• [Görev Tanımı] Kurşunlu Külliyesi hakkındaki verilen metinde geçen "İktidar Partisinin Odunpazarı Belediyesi tam 10 yıl boyunca kullanıyor bu Külliyeyi." cümlesini İngilizceye nasıl çevirirsiniz?
━━━ Verilen Metin
1-Murat TAŞKIN (BİZDEN SÖYLEMESİ)

1-Murat TAŞKIN (BİZDEN SÖYLEMESİ)

Kim ne derse desin bu karar SİYASİDİR!

- Tarihi Kurşunlu Külliyesi, Kütahya'da bulunan Vakıflar Bölge Müdürlüğüne bağlı.
- Bölge müdürlüğü, Odunpazarı Belediyesi'ne kullanması için kiraya veriyor bu Külliyeyi.
- Kiraya verme işi 2 dakika bile sürmüyor. Çünkü: Odunpazarı Belediyesi o zaman iktidar partisinde. Sıkıysa vermesin.
- İktidar Partisinin Odunpazarı Belediyesi tam 10 yıl boyunca kullanıyor bu Külliyeyi.
- 10 yılın sonunda seçim oluyor, Odunpazarı Belediyesi'ni CHP kazanıyor.
- Vakıflar Bölge müdürlüğünün yaptığı ilk iş, kiraya verdiği mevcut Külliye'nin kirasını arttırmak.
- Odunpazarı Belediyesi kabul ediyor bu kira artışını.
- Vakıflar Bölge Müdürlüğü bunun üzerine "Çıkın buradan kardeşim" diyor. Neden yok, sebep yok, gerek hiç yok...
- CHP'li Odunpazarı Belediyesi "kiracıyı böyle durduk yere atamazsın arkadaş" diyerek, mahkemeye taşıyor olayı.
━━━━━━
━━━ Çıkarılan Kayıtlar
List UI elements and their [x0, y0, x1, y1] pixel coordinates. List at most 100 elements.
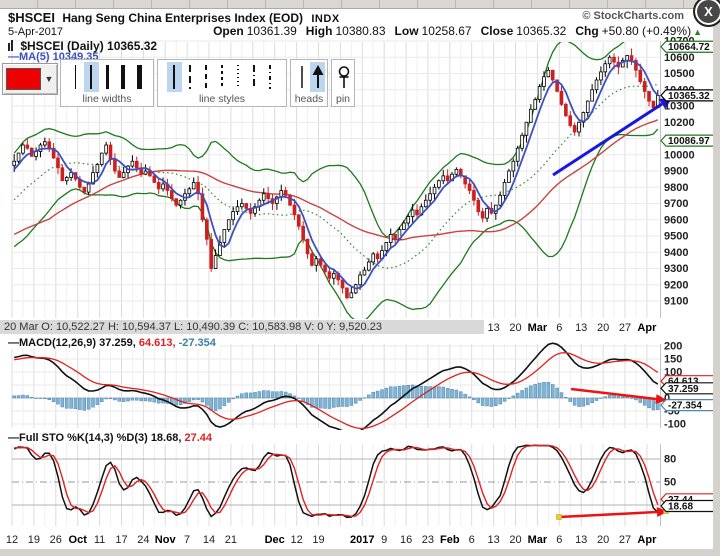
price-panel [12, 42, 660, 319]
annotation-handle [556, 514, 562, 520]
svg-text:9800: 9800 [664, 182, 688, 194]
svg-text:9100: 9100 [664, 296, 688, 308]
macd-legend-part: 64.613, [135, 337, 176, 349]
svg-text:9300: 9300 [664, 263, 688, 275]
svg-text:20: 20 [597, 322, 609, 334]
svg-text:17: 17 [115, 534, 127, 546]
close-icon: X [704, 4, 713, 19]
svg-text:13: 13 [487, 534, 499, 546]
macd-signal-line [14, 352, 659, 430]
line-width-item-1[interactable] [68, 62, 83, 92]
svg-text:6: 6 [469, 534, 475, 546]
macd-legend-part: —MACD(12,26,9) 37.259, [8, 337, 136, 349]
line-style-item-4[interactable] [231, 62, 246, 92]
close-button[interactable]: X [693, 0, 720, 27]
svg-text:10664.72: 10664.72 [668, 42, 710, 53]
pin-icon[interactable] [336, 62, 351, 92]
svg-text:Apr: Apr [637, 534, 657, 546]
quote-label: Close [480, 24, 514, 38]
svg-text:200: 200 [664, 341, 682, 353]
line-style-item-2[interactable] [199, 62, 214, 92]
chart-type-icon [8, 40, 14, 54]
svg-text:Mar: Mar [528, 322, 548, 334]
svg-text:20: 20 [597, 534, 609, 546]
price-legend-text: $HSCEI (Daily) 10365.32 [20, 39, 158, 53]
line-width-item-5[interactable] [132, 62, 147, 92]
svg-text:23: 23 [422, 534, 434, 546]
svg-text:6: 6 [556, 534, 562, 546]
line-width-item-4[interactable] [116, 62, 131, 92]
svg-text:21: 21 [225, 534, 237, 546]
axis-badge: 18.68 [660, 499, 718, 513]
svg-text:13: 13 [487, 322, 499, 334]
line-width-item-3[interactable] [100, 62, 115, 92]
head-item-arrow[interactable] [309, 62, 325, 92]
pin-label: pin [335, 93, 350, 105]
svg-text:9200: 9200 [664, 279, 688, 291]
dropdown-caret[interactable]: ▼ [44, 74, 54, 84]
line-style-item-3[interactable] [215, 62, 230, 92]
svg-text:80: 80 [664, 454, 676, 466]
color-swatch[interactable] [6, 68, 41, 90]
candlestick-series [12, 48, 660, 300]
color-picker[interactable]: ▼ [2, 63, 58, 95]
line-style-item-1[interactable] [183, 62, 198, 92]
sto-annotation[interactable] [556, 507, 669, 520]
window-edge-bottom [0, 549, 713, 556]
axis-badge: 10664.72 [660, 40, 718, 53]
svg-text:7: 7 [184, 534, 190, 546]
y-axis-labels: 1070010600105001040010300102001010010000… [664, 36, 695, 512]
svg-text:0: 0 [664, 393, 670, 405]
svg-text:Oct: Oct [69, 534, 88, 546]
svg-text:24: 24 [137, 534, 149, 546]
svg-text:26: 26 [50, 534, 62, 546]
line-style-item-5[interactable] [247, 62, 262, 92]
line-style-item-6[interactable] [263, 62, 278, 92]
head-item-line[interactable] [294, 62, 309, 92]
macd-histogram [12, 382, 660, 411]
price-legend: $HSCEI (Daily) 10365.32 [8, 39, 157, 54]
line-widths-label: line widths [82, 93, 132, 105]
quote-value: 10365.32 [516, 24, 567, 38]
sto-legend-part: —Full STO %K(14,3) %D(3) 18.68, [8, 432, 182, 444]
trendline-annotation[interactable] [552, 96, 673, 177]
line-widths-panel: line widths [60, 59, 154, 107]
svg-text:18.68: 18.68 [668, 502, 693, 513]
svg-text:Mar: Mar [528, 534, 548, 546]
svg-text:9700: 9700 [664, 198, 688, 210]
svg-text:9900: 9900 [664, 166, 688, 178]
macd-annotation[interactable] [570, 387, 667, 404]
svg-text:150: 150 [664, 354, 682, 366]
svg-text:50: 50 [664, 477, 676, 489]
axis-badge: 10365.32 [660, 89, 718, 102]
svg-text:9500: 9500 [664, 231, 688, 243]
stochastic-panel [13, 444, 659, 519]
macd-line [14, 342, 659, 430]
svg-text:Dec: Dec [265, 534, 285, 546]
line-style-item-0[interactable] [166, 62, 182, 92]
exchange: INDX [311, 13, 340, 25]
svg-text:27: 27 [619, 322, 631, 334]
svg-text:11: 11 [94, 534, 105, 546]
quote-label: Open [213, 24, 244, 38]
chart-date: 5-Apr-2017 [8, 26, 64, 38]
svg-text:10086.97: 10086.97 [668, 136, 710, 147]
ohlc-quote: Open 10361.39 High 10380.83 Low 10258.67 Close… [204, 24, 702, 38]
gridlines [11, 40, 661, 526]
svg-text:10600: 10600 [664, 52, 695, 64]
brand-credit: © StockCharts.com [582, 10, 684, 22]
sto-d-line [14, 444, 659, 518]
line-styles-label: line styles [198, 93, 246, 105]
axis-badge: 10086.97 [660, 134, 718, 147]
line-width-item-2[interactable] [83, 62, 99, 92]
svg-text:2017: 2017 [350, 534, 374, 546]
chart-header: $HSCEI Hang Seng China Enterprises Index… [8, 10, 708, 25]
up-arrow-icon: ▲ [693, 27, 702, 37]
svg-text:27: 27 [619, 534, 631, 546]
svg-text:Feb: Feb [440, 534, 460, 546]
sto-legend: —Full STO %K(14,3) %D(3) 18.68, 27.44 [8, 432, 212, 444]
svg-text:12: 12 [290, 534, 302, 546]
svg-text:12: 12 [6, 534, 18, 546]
━━━━━━
• [Doğru Yanıt] The ruling party's Odunpazarı Municipality uses this Complex for a full 10 years.